• _Written task_: Track down each line that has the word "comparaison" and copy it.

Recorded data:
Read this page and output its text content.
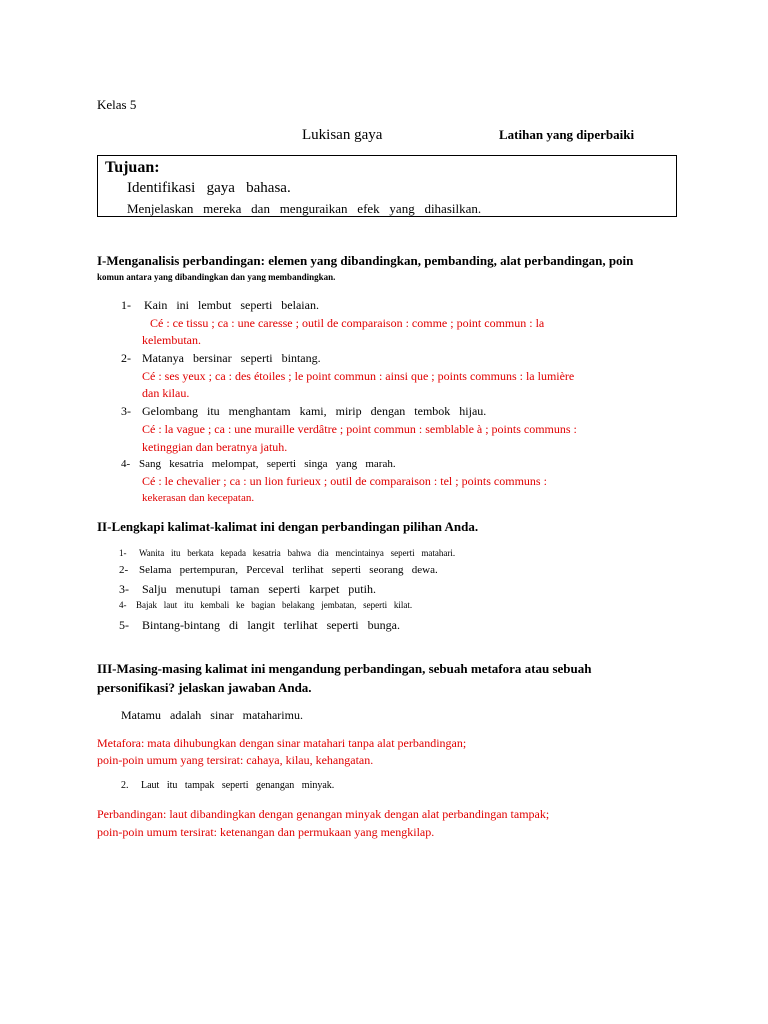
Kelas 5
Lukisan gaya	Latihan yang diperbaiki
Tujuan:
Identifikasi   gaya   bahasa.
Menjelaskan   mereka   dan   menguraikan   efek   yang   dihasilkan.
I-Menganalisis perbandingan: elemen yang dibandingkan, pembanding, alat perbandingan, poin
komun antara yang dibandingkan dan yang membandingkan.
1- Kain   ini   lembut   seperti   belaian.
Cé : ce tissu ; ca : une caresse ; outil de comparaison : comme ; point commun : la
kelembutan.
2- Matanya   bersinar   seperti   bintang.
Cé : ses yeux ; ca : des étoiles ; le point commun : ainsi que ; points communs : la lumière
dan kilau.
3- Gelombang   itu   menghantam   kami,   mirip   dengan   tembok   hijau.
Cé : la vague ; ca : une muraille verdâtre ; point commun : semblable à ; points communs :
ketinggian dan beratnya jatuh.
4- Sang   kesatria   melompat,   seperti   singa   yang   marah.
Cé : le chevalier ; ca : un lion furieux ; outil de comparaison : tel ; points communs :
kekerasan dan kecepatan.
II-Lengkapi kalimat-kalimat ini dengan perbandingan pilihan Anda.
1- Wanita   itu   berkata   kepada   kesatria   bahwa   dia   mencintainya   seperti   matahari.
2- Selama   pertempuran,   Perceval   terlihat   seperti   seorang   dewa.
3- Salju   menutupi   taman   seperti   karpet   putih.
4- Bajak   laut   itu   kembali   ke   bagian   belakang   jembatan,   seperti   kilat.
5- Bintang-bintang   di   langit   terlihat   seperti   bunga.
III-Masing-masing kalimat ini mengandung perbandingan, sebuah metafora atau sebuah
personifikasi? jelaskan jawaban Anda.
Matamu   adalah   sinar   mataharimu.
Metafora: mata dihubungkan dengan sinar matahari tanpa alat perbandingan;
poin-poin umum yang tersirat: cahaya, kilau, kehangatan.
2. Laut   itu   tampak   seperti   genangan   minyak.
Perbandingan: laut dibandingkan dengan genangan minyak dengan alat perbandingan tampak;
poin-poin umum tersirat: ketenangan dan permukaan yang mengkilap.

* * *

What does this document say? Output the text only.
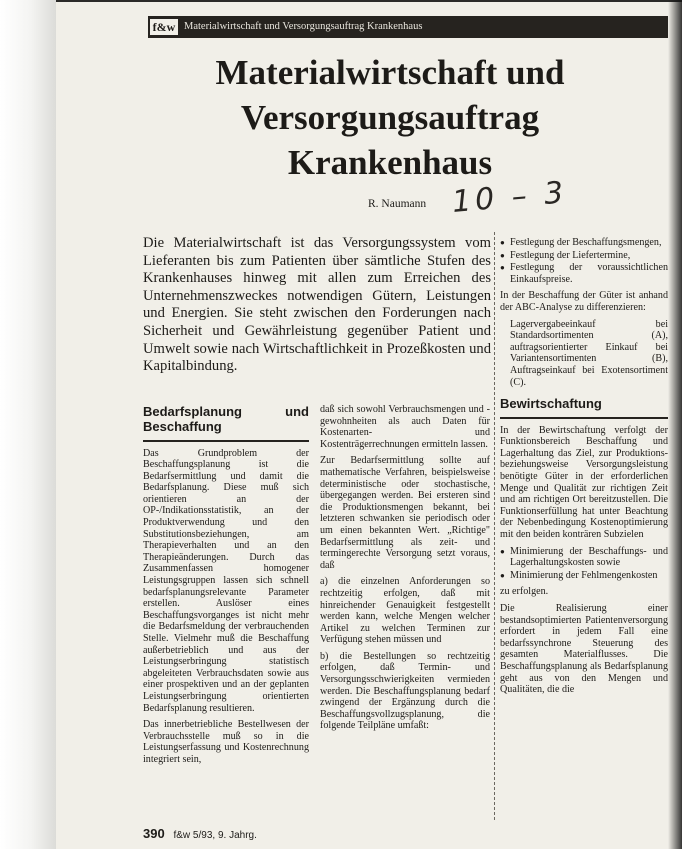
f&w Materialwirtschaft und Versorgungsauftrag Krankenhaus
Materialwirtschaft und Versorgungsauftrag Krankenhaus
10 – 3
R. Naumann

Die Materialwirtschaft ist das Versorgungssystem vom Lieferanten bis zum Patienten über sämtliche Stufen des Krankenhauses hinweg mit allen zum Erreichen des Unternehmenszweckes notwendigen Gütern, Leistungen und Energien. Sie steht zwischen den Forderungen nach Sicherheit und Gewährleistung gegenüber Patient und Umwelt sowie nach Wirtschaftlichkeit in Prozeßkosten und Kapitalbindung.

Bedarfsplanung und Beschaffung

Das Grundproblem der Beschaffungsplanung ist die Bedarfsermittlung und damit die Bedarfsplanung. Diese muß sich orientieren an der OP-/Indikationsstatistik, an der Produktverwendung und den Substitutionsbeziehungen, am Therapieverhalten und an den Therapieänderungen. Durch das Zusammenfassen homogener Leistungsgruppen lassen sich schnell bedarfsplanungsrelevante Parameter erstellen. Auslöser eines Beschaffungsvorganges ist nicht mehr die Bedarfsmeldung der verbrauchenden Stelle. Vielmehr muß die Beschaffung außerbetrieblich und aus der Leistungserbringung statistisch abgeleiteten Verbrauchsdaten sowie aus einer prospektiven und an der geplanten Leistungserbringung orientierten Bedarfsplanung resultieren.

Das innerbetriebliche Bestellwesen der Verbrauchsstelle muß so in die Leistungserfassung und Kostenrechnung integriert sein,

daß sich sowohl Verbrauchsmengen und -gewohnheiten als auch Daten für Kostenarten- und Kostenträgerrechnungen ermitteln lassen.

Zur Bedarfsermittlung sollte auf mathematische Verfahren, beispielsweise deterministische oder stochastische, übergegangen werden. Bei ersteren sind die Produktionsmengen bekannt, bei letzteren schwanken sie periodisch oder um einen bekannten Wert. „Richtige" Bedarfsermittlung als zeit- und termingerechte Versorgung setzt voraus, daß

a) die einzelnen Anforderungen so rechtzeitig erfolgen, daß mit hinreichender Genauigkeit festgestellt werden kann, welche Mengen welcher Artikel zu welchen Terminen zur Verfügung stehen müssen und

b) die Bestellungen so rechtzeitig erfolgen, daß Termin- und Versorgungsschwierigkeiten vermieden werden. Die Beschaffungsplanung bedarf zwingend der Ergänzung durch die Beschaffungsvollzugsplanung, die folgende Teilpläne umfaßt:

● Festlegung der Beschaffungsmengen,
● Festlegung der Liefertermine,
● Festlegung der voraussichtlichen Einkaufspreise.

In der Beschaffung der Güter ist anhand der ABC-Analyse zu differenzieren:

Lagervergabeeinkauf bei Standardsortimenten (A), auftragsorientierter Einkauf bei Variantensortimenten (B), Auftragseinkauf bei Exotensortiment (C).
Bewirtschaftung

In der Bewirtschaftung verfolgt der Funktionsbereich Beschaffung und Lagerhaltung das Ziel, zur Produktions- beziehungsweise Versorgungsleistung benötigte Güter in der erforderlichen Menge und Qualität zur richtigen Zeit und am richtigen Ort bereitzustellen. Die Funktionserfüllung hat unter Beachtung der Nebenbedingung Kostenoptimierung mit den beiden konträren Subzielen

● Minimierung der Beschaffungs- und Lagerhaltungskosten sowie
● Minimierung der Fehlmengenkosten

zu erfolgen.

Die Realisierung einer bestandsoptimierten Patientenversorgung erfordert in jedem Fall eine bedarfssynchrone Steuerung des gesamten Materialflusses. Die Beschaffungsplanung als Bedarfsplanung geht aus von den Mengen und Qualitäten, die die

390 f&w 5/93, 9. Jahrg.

* * *

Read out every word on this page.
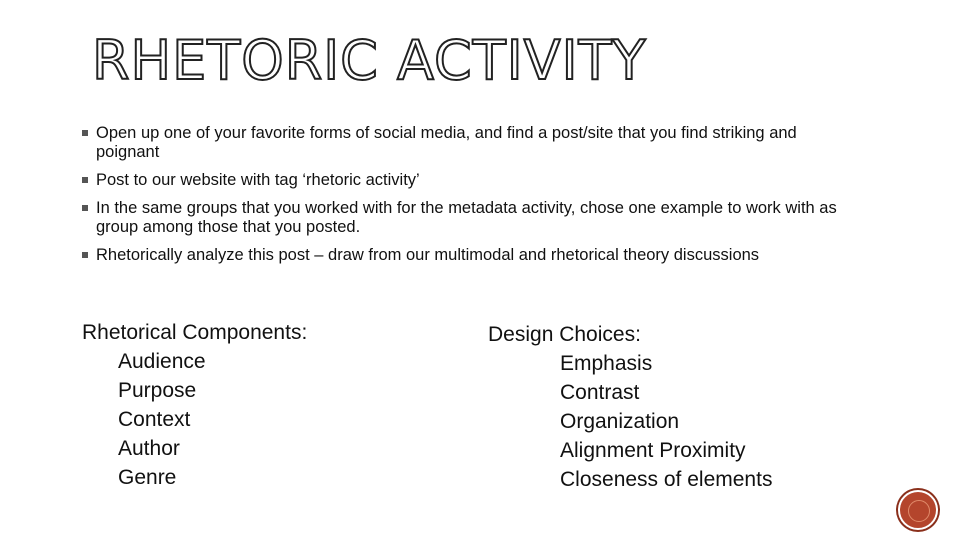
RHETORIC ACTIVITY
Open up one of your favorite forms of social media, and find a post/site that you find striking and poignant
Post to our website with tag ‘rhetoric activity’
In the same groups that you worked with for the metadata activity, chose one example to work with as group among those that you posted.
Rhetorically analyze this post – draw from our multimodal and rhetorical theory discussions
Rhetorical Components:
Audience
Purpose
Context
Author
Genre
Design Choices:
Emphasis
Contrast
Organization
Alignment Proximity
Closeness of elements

• _Result below_:
Cé : ce tissu ; ca : une caresse ; outil de comparaison : comme ; point commun : la
Cé : le chevalier ; ca : un lion furieux ; outil de comparaison : tel ; points communs :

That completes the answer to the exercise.